━━ Dataset records ━━

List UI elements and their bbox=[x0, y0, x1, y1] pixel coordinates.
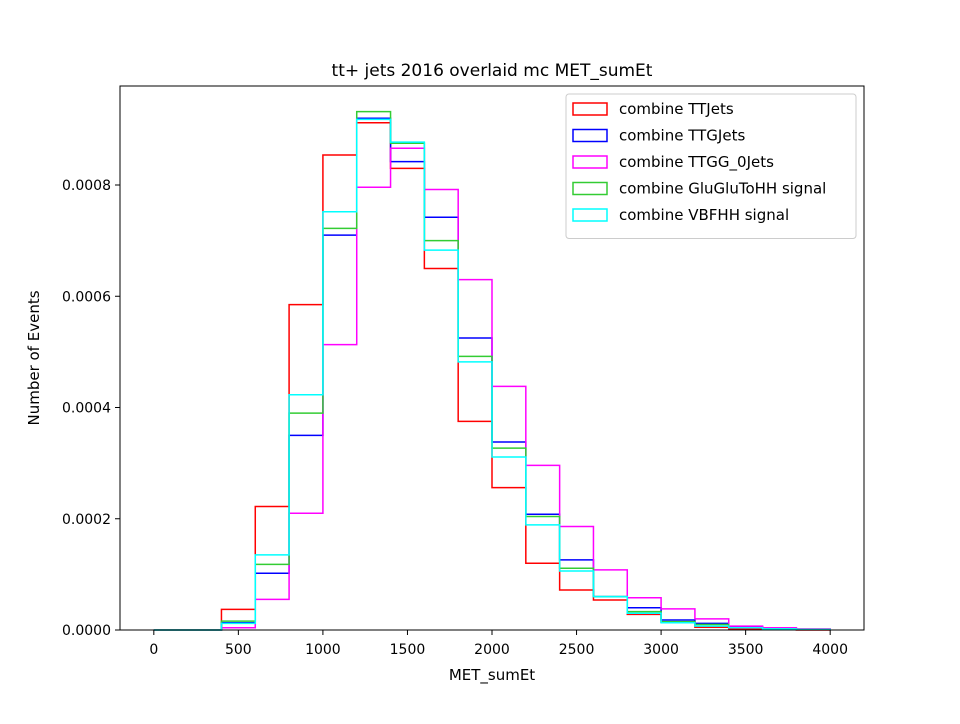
legend-label: combine GluGluToHH signal bbox=[619, 180, 826, 198]
x-tick-label: 3500 bbox=[728, 642, 764, 658]
legend-swatch bbox=[572, 155, 608, 169]
y-tick-label: 0.0006 bbox=[62, 289, 111, 305]
x-tick-label: 2000 bbox=[474, 642, 510, 658]
y-tick-label: 0.0002 bbox=[62, 512, 111, 528]
legend-label: combine VBFHH signal bbox=[619, 206, 789, 224]
x-axis: 0 500 1000 1500 2000 2500 3000 3500 4000 bbox=[149, 630, 848, 658]
y-tick-label: 0.0000 bbox=[62, 623, 111, 639]
series-layer bbox=[153, 110, 831, 631]
x-tick-label: 1000 bbox=[305, 642, 341, 658]
legend-swatch bbox=[572, 102, 608, 116]
chart-title: tt+ jets 2016 overlaid mc MET_sumEt bbox=[332, 61, 653, 81]
y-tick-label: 0.0004 bbox=[62, 401, 111, 417]
legend-label: combine TTJets bbox=[619, 100, 734, 118]
legend-swatch bbox=[572, 128, 608, 143]
x-tick-label: 3000 bbox=[643, 642, 679, 658]
series-line-4 bbox=[153, 118, 831, 631]
y-axis: 0.0000 0.0002 0.0004 0.0006 0.0008 bbox=[62, 178, 120, 639]
legend-swatch bbox=[572, 181, 608, 196]
x-tick-label: 500 bbox=[225, 642, 252, 658]
x-tick-label: 1500 bbox=[390, 642, 426, 658]
legend-label: combine TTGJets bbox=[619, 127, 745, 145]
x-tick-label: 4000 bbox=[812, 642, 848, 658]
legend-swatch bbox=[572, 208, 608, 222]
x-axis-label: MET_sumEt bbox=[449, 666, 535, 685]
y-axis-label: Number of Events bbox=[25, 290, 43, 425]
x-tick-label: 2500 bbox=[559, 642, 595, 658]
x-tick-label: 0 bbox=[149, 642, 158, 658]
legend-label: combine TTGG_0Jets bbox=[619, 153, 774, 172]
legend-box bbox=[565, 93, 857, 239]
y-tick-label: 0.0008 bbox=[62, 178, 111, 194]
legend: combine TTJets combine TTGJets combine TTG… bbox=[565, 93, 857, 239]
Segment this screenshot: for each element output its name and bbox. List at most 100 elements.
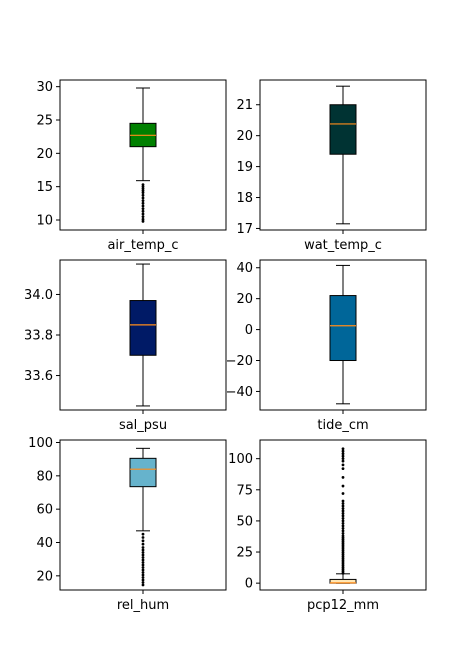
outlier-point (341, 526, 345, 530)
outlier-point (341, 447, 345, 451)
y-tick-label: 20 (236, 292, 253, 307)
y-tick-label: 33.6 (24, 369, 53, 384)
outlier-point (141, 558, 145, 562)
outlier-point (141, 568, 145, 572)
outlier-point (141, 581, 145, 584)
y-tick-label: 33.8 (24, 329, 53, 344)
outlier-point (141, 548, 145, 552)
outlier-point (141, 551, 145, 554)
outlier-point (141, 561, 145, 564)
outlier-point (141, 187, 145, 191)
outlier-point (141, 542, 145, 546)
y-tick-label: 0 (245, 323, 253, 338)
outlier-point (141, 583, 145, 587)
outlier-point (141, 536, 145, 539)
y-tick-label: 75 (236, 483, 253, 498)
y-tick-label: 80 (36, 469, 53, 484)
outlier-point (341, 509, 345, 513)
box-iqr (129, 300, 157, 356)
outlier-point (141, 189, 145, 193)
y-tick-label: 50 (236, 514, 253, 529)
outlier-point (141, 212, 145, 216)
box-iqr (329, 295, 357, 362)
y-tick-label: 15 (36, 180, 53, 195)
x-tick-label: rel_hum (117, 598, 169, 613)
outlier-point (141, 204, 145, 208)
outlier-point (341, 467, 345, 471)
outlier-point (341, 519, 345, 523)
outlier-point (141, 563, 145, 567)
y-tick-label: −20 (226, 354, 253, 369)
outlier-point (341, 457, 345, 461)
y-tick-label: 0 (245, 577, 253, 592)
y-tick-label: 20 (36, 147, 53, 162)
outlier-point (341, 529, 345, 533)
outlier-point (141, 193, 145, 197)
outlier-point (341, 522, 345, 525)
outlier-point (141, 578, 145, 582)
outlier-point (341, 517, 345, 520)
outlier-point (141, 207, 145, 211)
outlier-point (141, 571, 145, 574)
y-tick-label: 20 (236, 129, 253, 144)
outlier-point (141, 546, 145, 549)
box-iqr (329, 104, 357, 155)
outlier-point (341, 499, 345, 503)
x-tick-label: sal_psu (119, 418, 167, 433)
x-tick-label: wat_temp_c (304, 238, 382, 253)
outlier-point (141, 539, 145, 543)
y-tick-label: 34.0 (24, 288, 53, 303)
y-tick-label: 40 (236, 261, 253, 276)
y-tick-label: 10 (36, 214, 53, 229)
outlier-point (141, 183, 145, 187)
y-tick-label: 21 (236, 98, 253, 113)
y-tick-label: 40 (36, 536, 53, 551)
y-tick-label: 19 (236, 160, 253, 175)
outlier-point (341, 484, 345, 488)
outlier-point (341, 502, 345, 505)
outlier-point (141, 573, 145, 577)
x-tick-label: pcp12_mm (307, 598, 379, 613)
x-tick-label: air_temp_c (107, 238, 178, 253)
outlier-point (341, 504, 345, 508)
y-tick-label: 100 (28, 436, 53, 451)
outlier-point (341, 512, 345, 515)
y-tick-label: 20 (36, 569, 53, 584)
y-tick-label: 25 (236, 546, 253, 561)
outlier-point (341, 492, 345, 495)
outlier-point (141, 209, 145, 213)
outlier-point (341, 507, 345, 510)
y-tick-label: 30 (36, 80, 53, 95)
y-tick-label: 60 (36, 503, 53, 518)
y-tick-label: 18 (236, 191, 253, 206)
outlier-point (341, 449, 345, 453)
outlier-point (141, 215, 145, 219)
outlier-point (141, 576, 145, 579)
outlier-point (341, 534, 345, 538)
outlier-point (341, 475, 345, 479)
outlier-point (141, 191, 145, 195)
y-tick-label: −40 (226, 385, 253, 400)
outlier-point (141, 196, 145, 200)
outlier-point (341, 531, 345, 535)
y-tick-label: 17 (236, 222, 253, 237)
outlier-point (141, 217, 145, 221)
outlier-point (341, 514, 345, 518)
outlier-point (341, 524, 345, 528)
outlier-point (141, 553, 145, 557)
outlier-point (341, 452, 345, 456)
outlier-point (141, 199, 145, 203)
box-iqr (129, 457, 157, 488)
y-tick-label: 100 (228, 452, 253, 467)
outlier-point (341, 463, 345, 467)
outlier-point (141, 566, 145, 569)
y-tick-label: 25 (36, 114, 53, 129)
outlier-point (141, 556, 145, 559)
x-tick-label: tide_cm (317, 418, 368, 433)
outlier-point (341, 454, 345, 458)
outlier-point (141, 532, 145, 536)
outlier-point (141, 219, 145, 223)
outlier-point (141, 201, 145, 205)
outlier-point (141, 185, 145, 189)
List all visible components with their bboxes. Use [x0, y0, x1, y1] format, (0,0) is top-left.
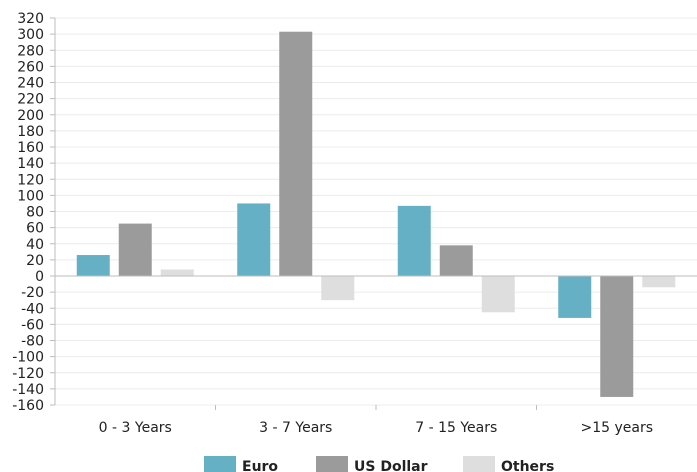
- y-tick-label: -160: [12, 398, 44, 414]
- y-tick-label: -80: [21, 334, 44, 350]
- legend-swatch: [316, 456, 348, 472]
- y-tick-label: 100: [17, 188, 44, 204]
- bar: [279, 31, 313, 276]
- y-tick-label: -120: [12, 366, 44, 382]
- y-tick-label: 120: [17, 172, 44, 188]
- y-tick-label: -20: [21, 285, 44, 301]
- y-tick-label: -40: [21, 301, 44, 317]
- x-axis-category-labels: 0 - 3 Years 3 - 7 Years 7 - 15 Years >15 ye…: [99, 420, 653, 436]
- legend-label: US Dollar: [354, 459, 428, 472]
- legend-label: Euro: [242, 459, 278, 472]
- bar: [439, 245, 473, 276]
- y-tick-label: 80: [26, 205, 44, 221]
- legend-swatch: [204, 456, 236, 472]
- y-tick-label: 40: [26, 237, 44, 253]
- legend-swatch: [463, 456, 495, 472]
- bar: [642, 276, 676, 288]
- y-tick-label: 200: [17, 108, 44, 124]
- bar: [321, 276, 355, 301]
- legend: Euro US Dollar Others: [204, 456, 554, 472]
- x-category-label: 7 - 15 Years: [415, 420, 497, 436]
- axes: [50, 17, 697, 410]
- bar: [397, 205, 431, 276]
- y-tick-label: -60: [21, 317, 44, 333]
- bar: [558, 276, 592, 318]
- gridlines: [55, 17, 697, 406]
- bar: [160, 269, 194, 276]
- x-category-label: 0 - 3 Years: [99, 420, 172, 436]
- y-tick-label: 320: [17, 11, 44, 27]
- bar: [76, 255, 110, 276]
- y-tick-label: 300: [17, 27, 44, 43]
- y-axis-tick-labels: 3203002802602402202001801601401201008060…: [12, 11, 44, 414]
- y-tick-label: 280: [17, 43, 44, 59]
- y-tick-label: 180: [17, 124, 44, 140]
- y-tick-label: -100: [12, 350, 44, 366]
- y-tick-label: 0: [35, 269, 44, 285]
- y-tick-label: 160: [17, 140, 44, 156]
- y-tick-label: 60: [26, 221, 44, 237]
- bar: [481, 276, 515, 313]
- bar: [600, 276, 634, 397]
- bar: [237, 203, 271, 276]
- bar: [118, 223, 152, 276]
- x-category-label: 3 - 7 Years: [259, 420, 332, 436]
- y-tick-label: 20: [26, 253, 44, 269]
- y-tick-label: 260: [17, 59, 44, 75]
- y-tick-label: -140: [12, 382, 44, 398]
- bars: [76, 31, 676, 397]
- y-tick-label: 240: [17, 76, 44, 92]
- x-category-label: >15 years: [580, 420, 653, 436]
- y-tick-label: 220: [17, 92, 44, 108]
- y-tick-label: 140: [17, 156, 44, 172]
- legend-label: Others: [501, 459, 554, 472]
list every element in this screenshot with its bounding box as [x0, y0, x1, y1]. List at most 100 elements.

━━━

__Task__: Retype the lines from the line with "legend-label: combine GluGluToHH" up to and including the line with "Segment this screenshot: for", keeping each one identical to the records.

__Solution for this exercise__:
legend-label: combine GluGluToHH signal bbox=[619, 180, 826, 198]
x-tick-label: 3500 bbox=[728, 642, 764, 658]
legend-swatch bbox=[572, 155, 608, 169]
y-tick-label: 0.0006 bbox=[62, 289, 111, 305]
x-tick-label: 2000 bbox=[474, 642, 510, 658]
y-tick-label: 0.0002 bbox=[62, 512, 111, 528]
legend-label: combine VBFHH signal bbox=[619, 206, 789, 224]
x-axis: 0 500 1000 1500 2000 2500 3000 3500 4000 bbox=[149, 630, 848, 658]
y-tick-label: 0.0000 bbox=[62, 623, 111, 639]
series-layer bbox=[153, 110, 831, 631]
x-tick-label: 1000 bbox=[305, 642, 341, 658]
legend-swatch bbox=[572, 102, 608, 116]
chart-title: tt+ jets 2016 overlaid mc MET_sumEt bbox=[332, 61, 653, 81]
y-tick-label: 0.0004 bbox=[62, 401, 111, 417]
legend-label: combine TTJets bbox=[619, 100, 734, 118]
legend-swatch bbox=[572, 128, 608, 143]
x-tick-label: 3000 bbox=[643, 642, 679, 658]
series-line-4 bbox=[153, 118, 831, 631]
y-axis: 0.0000 0.0002 0.0004 0.0006 0.0008 bbox=[62, 178, 120, 639]
legend-swatch bbox=[572, 181, 608, 196]
x-tick-label: 500 bbox=[225, 642, 252, 658]
x-tick-label: 1500 bbox=[390, 642, 426, 658]
legend-label: combine TTGJets bbox=[619, 127, 745, 145]
x-tick-label: 4000 bbox=[812, 642, 848, 658]
legend-swatch bbox=[572, 208, 608, 222]
x-axis-label: MET_sumEt bbox=[449, 666, 535, 685]
y-axis-label: Number of Events bbox=[25, 290, 43, 425]
x-tick-label: 2500 bbox=[559, 642, 595, 658]
x-tick-label: 0 bbox=[149, 642, 158, 658]
legend-label: combine TTGG_0Jets bbox=[619, 153, 774, 172]
legend-box bbox=[565, 93, 857, 239]
y-tick-label: 0.0008 bbox=[62, 178, 111, 194]
legend: combine TTJets combine TTGJets combine TTG… bbox=[565, 93, 857, 239]
Segment this screenshot: for each element output its name and bbox. List at most 100 elements.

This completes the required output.